--- Passage shown ---
Hurricane Deductibles

Most Hawaii homeowners policies include a separate hurricane deductible expressed as a percentage of the dwelling's insured value rather than a flat dollar amount. A 5% hurricane deductible on a $1 million replacement-cost home means you pay the first $50,000 of any hurricane-caused loss before your policy responds. Choosing a higher hurricane deductible reduces your premium — sometimes significantly — but increases your out-of-pocket exposure in the event of a named storm.

Factors That Can Reduce Your Premium

Roof replacement is the single most effective premium reduction lever for many Hawaii homeowners. Moving from a 20-year-old composition shingle roof to a new metal or concrete tile roof can reduce premiums by 15 to 35 percent with some carriers, and can open access to carriers that would otherwise decline the property.
--- Data records ---
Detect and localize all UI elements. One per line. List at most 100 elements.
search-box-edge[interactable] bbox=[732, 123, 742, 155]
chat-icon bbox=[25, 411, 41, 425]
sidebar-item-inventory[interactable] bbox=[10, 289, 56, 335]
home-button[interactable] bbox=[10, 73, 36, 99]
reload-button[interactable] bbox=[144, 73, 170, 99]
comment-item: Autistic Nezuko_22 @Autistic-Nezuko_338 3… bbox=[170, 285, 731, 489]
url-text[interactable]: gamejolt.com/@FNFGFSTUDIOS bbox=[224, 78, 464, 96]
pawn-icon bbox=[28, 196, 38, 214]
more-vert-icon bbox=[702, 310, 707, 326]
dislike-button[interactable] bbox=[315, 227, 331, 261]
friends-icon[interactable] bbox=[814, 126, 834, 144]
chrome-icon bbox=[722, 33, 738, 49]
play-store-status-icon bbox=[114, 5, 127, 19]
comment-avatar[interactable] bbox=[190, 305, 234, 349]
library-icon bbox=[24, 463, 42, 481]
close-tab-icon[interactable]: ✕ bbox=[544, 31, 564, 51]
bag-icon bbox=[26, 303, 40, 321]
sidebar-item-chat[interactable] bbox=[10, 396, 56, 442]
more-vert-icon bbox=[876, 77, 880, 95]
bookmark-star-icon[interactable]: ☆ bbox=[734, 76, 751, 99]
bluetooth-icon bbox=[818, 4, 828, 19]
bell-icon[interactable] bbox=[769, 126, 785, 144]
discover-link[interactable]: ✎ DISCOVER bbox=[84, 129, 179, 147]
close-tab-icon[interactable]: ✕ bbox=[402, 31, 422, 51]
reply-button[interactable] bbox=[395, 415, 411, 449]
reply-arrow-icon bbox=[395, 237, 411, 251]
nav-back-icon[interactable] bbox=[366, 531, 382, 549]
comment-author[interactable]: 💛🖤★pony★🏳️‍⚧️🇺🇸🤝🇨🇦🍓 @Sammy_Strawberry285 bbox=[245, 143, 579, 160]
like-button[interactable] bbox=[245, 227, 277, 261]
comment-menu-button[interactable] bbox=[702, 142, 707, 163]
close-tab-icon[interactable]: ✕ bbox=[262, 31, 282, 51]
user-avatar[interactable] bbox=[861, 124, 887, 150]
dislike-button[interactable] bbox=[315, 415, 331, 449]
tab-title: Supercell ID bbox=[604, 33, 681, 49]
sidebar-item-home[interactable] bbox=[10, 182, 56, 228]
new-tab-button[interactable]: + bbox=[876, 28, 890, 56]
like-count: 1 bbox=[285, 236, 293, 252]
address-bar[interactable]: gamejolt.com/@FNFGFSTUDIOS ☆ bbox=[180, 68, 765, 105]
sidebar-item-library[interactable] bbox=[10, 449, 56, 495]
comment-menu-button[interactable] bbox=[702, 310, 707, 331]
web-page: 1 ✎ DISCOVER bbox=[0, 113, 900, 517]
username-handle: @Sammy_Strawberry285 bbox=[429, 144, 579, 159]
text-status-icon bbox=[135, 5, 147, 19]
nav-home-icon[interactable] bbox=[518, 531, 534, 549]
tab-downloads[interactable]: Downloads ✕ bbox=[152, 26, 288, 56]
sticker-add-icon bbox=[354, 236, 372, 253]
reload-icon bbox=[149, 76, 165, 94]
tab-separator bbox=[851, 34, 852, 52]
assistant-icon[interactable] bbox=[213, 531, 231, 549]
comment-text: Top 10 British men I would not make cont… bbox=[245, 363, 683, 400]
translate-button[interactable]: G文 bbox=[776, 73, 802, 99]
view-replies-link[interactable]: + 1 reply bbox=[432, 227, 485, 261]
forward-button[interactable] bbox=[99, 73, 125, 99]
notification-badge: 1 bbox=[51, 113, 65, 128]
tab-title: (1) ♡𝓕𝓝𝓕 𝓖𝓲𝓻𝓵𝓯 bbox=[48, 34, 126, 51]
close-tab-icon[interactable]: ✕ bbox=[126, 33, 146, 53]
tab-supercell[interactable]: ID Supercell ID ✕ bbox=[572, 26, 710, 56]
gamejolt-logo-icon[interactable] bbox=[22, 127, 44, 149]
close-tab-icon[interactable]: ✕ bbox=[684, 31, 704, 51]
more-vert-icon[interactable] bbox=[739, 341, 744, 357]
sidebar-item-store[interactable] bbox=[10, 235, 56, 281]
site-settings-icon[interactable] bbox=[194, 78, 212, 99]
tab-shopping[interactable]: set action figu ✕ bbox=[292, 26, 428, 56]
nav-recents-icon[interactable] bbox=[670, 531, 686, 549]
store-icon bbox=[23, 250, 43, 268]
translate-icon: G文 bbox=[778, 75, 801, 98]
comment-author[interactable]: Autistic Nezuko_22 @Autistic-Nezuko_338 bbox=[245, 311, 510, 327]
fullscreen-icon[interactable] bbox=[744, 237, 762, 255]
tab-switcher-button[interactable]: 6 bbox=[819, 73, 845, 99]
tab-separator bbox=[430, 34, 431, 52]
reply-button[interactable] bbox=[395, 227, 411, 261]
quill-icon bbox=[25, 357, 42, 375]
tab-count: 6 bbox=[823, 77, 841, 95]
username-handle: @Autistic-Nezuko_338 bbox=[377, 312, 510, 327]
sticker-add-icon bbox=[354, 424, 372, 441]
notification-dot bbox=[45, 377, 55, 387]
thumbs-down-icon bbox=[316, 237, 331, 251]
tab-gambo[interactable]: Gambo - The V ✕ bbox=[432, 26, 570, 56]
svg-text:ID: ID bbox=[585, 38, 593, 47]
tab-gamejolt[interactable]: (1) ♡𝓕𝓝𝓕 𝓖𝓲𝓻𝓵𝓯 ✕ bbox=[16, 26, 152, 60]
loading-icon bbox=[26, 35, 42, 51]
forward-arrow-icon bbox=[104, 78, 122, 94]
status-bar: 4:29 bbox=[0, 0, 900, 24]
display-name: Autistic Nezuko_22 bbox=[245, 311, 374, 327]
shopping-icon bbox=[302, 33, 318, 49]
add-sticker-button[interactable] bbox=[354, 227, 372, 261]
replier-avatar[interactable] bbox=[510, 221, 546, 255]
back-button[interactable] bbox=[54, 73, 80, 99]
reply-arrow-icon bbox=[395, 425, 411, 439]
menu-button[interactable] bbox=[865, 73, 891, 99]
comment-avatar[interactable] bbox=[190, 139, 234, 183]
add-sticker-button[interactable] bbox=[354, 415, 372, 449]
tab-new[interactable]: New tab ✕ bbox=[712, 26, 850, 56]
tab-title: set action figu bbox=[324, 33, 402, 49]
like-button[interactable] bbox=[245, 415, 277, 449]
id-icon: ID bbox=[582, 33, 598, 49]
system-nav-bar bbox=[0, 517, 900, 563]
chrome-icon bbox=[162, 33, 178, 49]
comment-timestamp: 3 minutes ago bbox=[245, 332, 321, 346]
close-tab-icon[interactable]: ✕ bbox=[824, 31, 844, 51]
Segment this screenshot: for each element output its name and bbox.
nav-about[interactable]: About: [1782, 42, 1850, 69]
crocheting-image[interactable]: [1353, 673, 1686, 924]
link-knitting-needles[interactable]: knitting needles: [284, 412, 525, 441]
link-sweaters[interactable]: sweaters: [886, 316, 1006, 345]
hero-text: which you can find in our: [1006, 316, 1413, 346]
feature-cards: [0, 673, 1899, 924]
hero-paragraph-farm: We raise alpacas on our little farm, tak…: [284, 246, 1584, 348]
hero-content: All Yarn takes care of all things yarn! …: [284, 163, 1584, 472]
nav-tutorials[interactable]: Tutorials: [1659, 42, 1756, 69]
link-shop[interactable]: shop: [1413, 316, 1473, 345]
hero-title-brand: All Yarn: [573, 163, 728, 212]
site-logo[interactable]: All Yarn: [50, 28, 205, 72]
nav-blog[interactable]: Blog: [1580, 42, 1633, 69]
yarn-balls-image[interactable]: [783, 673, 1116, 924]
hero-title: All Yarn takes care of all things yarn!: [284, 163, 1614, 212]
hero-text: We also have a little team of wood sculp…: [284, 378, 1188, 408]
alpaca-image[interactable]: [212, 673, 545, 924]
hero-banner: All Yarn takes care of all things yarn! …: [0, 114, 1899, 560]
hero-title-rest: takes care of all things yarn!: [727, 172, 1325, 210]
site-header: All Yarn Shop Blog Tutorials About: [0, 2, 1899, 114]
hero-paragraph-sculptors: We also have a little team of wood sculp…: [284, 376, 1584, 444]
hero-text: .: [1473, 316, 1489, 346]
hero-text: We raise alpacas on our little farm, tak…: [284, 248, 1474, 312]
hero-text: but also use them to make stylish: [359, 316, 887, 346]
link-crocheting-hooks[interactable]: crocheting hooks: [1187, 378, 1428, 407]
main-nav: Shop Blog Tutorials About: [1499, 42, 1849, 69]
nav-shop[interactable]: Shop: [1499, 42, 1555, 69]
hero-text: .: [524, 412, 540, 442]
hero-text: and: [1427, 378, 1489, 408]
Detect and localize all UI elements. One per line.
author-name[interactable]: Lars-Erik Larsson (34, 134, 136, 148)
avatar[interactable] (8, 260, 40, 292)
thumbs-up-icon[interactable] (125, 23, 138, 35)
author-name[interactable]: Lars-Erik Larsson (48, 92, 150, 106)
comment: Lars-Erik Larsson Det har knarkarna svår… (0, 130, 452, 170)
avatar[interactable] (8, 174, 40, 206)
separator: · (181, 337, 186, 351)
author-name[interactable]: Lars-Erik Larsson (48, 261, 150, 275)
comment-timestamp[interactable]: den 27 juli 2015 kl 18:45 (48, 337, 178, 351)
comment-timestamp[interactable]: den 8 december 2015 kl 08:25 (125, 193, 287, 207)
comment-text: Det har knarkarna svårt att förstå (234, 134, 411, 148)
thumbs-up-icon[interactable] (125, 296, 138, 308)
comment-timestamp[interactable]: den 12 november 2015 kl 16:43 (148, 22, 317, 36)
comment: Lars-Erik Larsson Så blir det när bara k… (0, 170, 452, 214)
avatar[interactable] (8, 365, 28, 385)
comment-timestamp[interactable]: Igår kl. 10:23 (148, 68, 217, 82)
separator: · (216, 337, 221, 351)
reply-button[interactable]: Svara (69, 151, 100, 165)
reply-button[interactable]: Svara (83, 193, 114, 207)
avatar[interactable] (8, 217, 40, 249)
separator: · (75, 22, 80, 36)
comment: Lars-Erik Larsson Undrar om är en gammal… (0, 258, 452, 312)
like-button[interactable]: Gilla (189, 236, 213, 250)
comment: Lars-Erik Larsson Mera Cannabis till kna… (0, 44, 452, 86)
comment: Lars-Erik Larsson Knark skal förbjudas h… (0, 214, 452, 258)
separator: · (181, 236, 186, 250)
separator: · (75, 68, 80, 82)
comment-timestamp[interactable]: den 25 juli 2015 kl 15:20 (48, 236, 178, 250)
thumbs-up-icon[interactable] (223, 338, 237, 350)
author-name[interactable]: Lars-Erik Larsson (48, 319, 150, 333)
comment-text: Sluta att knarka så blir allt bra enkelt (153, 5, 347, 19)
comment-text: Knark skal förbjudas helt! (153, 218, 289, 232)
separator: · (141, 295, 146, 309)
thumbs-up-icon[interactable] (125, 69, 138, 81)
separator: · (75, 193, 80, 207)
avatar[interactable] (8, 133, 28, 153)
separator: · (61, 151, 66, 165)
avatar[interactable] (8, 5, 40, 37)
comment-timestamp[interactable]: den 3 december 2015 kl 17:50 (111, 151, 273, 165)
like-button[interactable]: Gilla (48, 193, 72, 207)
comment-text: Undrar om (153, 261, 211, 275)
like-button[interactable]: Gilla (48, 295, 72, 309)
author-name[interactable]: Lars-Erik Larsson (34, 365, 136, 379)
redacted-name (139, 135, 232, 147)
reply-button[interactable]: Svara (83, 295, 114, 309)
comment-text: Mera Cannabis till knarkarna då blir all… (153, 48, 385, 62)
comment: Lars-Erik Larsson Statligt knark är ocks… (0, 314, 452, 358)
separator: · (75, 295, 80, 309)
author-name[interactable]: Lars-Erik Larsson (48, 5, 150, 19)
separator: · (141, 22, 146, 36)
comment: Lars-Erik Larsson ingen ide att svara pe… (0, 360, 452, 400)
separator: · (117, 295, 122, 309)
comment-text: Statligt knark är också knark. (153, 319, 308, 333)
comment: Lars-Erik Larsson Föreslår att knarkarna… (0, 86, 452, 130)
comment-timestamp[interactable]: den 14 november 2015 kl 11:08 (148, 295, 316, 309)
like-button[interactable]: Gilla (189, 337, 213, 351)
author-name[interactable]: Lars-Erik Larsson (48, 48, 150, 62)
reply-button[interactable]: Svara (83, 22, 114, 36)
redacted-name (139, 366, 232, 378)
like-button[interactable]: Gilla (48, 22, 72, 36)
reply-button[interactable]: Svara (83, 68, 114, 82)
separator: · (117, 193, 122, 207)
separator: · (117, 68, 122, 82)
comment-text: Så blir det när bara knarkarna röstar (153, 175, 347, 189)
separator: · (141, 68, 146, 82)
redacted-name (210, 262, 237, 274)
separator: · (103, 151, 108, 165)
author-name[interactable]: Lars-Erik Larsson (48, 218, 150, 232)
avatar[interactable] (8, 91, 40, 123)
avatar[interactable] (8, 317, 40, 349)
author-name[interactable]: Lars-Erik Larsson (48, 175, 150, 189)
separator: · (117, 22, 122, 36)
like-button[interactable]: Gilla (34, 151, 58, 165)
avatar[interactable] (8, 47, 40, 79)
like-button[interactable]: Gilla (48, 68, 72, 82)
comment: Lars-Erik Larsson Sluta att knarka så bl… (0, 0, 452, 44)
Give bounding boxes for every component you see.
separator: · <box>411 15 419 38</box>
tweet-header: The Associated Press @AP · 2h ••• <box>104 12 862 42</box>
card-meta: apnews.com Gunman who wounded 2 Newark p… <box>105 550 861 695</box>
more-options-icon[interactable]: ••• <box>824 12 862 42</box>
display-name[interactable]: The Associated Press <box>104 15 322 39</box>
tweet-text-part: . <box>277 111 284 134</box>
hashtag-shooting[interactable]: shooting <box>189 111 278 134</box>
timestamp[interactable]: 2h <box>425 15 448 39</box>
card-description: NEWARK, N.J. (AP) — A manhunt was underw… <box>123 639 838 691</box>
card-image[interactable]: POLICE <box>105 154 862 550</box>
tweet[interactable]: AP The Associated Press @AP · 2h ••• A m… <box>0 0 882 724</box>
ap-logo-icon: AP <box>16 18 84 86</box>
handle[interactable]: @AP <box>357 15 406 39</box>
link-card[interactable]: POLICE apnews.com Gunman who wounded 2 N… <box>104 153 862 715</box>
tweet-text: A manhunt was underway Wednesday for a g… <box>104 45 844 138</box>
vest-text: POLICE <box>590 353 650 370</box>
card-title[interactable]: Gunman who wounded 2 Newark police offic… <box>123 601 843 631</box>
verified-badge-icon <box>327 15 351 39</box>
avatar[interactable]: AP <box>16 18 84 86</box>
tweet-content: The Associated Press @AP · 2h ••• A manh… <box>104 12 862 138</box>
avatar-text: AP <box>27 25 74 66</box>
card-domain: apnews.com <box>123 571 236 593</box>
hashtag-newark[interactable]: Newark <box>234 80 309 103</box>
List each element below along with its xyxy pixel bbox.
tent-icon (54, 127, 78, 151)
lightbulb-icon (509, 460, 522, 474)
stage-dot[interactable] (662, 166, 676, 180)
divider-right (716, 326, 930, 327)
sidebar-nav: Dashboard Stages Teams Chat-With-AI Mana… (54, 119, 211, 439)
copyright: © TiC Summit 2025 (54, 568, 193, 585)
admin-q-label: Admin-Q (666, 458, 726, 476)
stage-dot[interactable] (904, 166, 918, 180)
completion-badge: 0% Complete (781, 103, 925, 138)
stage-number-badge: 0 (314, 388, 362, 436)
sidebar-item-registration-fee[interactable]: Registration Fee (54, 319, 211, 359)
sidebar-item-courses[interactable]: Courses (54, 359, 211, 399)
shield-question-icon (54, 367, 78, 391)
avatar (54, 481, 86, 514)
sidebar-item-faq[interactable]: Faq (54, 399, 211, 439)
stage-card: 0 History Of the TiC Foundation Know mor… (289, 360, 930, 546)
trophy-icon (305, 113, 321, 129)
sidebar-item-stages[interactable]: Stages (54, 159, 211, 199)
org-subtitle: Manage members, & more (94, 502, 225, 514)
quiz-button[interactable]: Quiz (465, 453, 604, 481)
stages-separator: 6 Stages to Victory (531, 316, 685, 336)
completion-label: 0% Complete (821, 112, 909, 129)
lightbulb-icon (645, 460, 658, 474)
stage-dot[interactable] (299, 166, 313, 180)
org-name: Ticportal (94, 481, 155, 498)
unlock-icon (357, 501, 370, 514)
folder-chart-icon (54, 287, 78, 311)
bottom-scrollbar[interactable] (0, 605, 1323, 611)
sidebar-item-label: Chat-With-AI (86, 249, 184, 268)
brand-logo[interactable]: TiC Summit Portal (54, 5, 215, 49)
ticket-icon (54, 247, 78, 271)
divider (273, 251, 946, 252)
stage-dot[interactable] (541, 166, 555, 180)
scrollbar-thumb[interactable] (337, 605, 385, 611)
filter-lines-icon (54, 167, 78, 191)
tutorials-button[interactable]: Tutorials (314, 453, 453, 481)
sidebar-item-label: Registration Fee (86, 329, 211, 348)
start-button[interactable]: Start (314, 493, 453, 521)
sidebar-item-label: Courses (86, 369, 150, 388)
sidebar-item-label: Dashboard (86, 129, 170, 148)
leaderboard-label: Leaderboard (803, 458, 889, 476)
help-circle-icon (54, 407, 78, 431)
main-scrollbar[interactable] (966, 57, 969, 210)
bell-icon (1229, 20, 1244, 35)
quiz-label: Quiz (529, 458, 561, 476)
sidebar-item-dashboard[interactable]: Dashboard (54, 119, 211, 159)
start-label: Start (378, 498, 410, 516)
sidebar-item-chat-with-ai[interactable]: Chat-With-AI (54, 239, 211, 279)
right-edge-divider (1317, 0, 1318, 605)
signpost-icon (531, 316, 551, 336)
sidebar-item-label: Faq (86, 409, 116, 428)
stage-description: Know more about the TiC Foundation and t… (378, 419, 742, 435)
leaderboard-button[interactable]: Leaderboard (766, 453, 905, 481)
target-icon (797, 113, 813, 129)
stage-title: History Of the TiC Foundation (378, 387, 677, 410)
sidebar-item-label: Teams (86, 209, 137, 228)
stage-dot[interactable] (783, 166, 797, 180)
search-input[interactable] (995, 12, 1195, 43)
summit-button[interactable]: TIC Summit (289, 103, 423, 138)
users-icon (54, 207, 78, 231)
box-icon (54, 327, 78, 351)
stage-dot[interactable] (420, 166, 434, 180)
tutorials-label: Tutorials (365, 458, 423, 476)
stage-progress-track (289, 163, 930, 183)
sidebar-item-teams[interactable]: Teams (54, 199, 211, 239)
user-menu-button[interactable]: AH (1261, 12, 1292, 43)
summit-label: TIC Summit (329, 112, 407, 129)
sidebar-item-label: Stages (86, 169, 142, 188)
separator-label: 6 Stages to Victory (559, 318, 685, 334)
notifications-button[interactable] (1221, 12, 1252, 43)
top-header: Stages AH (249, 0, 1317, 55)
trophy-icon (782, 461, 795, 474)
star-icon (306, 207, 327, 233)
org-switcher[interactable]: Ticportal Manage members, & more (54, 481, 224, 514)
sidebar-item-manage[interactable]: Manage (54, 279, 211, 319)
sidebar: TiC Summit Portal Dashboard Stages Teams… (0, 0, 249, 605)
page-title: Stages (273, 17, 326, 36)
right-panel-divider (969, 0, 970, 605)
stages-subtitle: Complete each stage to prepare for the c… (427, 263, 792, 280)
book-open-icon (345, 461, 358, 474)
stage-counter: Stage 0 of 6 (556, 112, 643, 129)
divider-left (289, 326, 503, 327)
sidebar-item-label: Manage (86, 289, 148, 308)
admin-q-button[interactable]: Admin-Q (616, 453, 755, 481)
---
Task 1 => In the hurricane insurance passage, how much can moving from a 20-year-old composition shingle roof to a new metal or concrete tile roof reduce premiums with some carriers?
Task 2 => Rewrite the hurricane insurance passage from "Most Hawaii homeowners" up to and including "a named storm.", changing "named storm" to "tropical storm".

Reply 1 => By 15 to 35 percent.

Reply 2 =>
Most Hawaii homeowners policies include a separate hurricane deductible expressed as a percentage of the dwelling's insured value rather than a flat dollar amount. A 5% hurricane deductible on a $1 million replacement-cost home means you pay the first $50,000 of any hurricane-caused loss before your policy responds. Choosing a higher hurricane deductible reduces your premium — sometimes significantly — but increases your out-of-pocket exposure in the event of a tropical storm.